## LISTED RECORDS

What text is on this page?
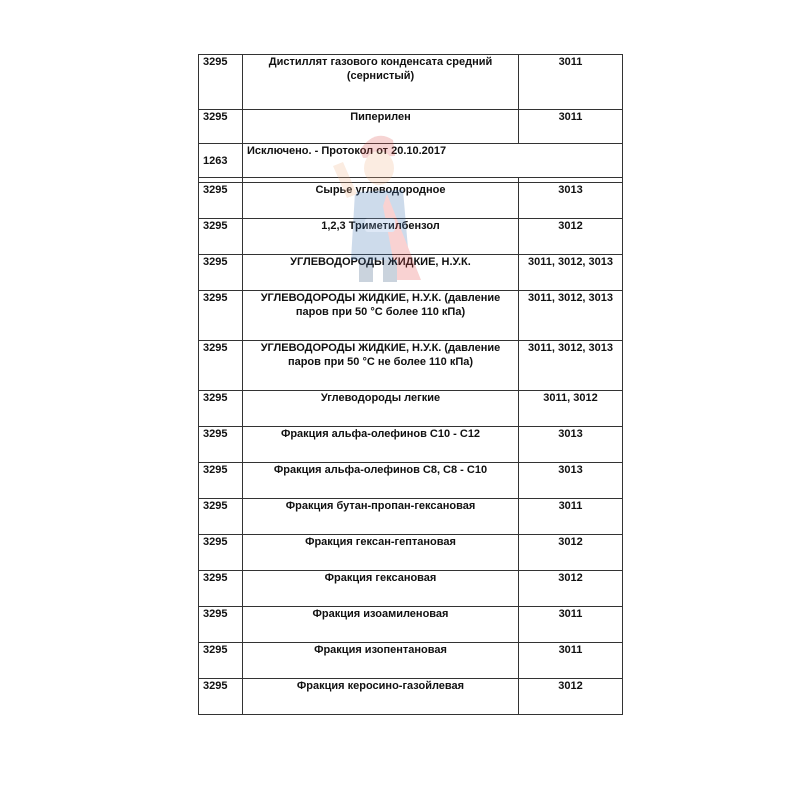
3295	Дистиллят газового конденсата средний (сернистый)	3011
3295	Пиперилен	3011
1263	Исключено. - Протокол от 20.10.2017	

3295	Сырье углеводородное	3013
3295	1,2,3 Триметилбензол	3012
3295	УГЛЕВОДОРОДЫ ЖИДКИЕ, Н.У.К.	3011, 3012, 3013
3295	УГЛЕВОДОРОДЫ ЖИДКИЕ, Н.У.К. (давление паров при 50 °С более 110 кПа)	3011, 3012, 3013
3295	УГЛЕВОДОРОДЫ ЖИДКИЕ, Н.У.К. (давление паров при 50 °С не более 110 кПа)	3011, 3012, 3013
3295	Углеводороды легкие	3011, 3012
3295	Фракция альфа-олефинов С10 - С12	3013
3295	Фракция альфа-олефинов С8, С8 - С10	3013
3295	Фракция бутан-пропан-гексановая	3011
3295	Фракция гексан-гептановая	3012
3295	Фракция гексановая	3012
3295	Фракция изоамиленовая	3011
3295	Фракция изопентановая	3011
3295	Фракция керосино-газойлевая	3012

## GIVEN PROBLEM
Print out the lines exactly, skipping any picture.

## RESULT
What text is on this page?
3295	Дистиллят газового конденсата средний (сернистый)	3011
3295	Пиперилен	3011
1263	Исключено. - Протокол от 20.10.2017	

3295	Сырье углеводородное	3013
3295	1,2,3 Триметилбензол	3012
3295	УГЛЕВОДОРОДЫ ЖИДКИЕ, Н.У.К.	3011, 3012, 3013
3295	УГЛЕВОДОРОДЫ ЖИДКИЕ, Н.У.К. (давление паров при 50 °С более 110 кПа)	3011, 3012, 3013
3295	УГЛЕВОДОРОДЫ ЖИДКИЕ, Н.У.К. (давление паров при 50 °С не более 110 кПа)	3011, 3012, 3013
3295	Углеводороды легкие	3011, 3012
3295	Фракция альфа-олефинов С10 - С12	3013
3295	Фракция альфа-олефинов С8, С8 - С10	3013
3295	Фракция бутан-пропан-гексановая	3011
3295	Фракция гексан-гептановая	3012
3295	Фракция гексановая	3012
3295	Фракция изоамиленовая	3011
3295	Фракция изопентановая	3011
3295	Фракция керосино-газойлевая	3012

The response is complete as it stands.